## Exercise task:
Find the word "provided" in the listing; pull out each line holding it.
* * * * * * *
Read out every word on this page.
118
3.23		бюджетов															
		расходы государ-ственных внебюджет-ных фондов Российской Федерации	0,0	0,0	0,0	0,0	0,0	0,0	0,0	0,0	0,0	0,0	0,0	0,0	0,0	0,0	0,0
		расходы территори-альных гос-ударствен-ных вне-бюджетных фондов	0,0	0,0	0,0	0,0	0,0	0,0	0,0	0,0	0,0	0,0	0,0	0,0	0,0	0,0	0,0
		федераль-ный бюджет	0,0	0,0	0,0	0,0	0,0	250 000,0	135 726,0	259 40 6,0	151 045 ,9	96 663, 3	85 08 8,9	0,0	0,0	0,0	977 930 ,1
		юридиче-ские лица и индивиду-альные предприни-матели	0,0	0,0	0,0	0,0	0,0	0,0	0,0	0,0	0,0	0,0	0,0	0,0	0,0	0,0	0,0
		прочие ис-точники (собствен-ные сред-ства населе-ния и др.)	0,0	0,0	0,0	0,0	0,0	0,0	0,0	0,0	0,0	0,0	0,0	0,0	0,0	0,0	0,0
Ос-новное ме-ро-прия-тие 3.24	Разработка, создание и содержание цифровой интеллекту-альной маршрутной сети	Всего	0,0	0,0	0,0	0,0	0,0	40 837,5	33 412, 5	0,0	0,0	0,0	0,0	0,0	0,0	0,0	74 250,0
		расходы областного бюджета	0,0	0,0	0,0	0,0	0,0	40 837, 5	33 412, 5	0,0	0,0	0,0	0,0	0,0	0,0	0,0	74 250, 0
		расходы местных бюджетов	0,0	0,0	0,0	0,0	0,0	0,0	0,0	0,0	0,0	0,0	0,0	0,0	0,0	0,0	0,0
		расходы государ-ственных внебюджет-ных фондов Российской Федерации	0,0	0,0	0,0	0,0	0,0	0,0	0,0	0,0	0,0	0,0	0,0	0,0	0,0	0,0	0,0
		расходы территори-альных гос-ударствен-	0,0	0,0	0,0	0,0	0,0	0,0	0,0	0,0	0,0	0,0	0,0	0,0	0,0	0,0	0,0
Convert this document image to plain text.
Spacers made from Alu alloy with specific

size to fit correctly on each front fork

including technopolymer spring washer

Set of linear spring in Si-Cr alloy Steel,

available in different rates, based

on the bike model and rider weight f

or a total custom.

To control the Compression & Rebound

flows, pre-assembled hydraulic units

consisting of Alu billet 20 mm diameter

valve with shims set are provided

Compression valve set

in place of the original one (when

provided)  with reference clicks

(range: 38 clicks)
* * * * * * *
## Full answer:
valve with shims set are provided
provided)  with reference clicks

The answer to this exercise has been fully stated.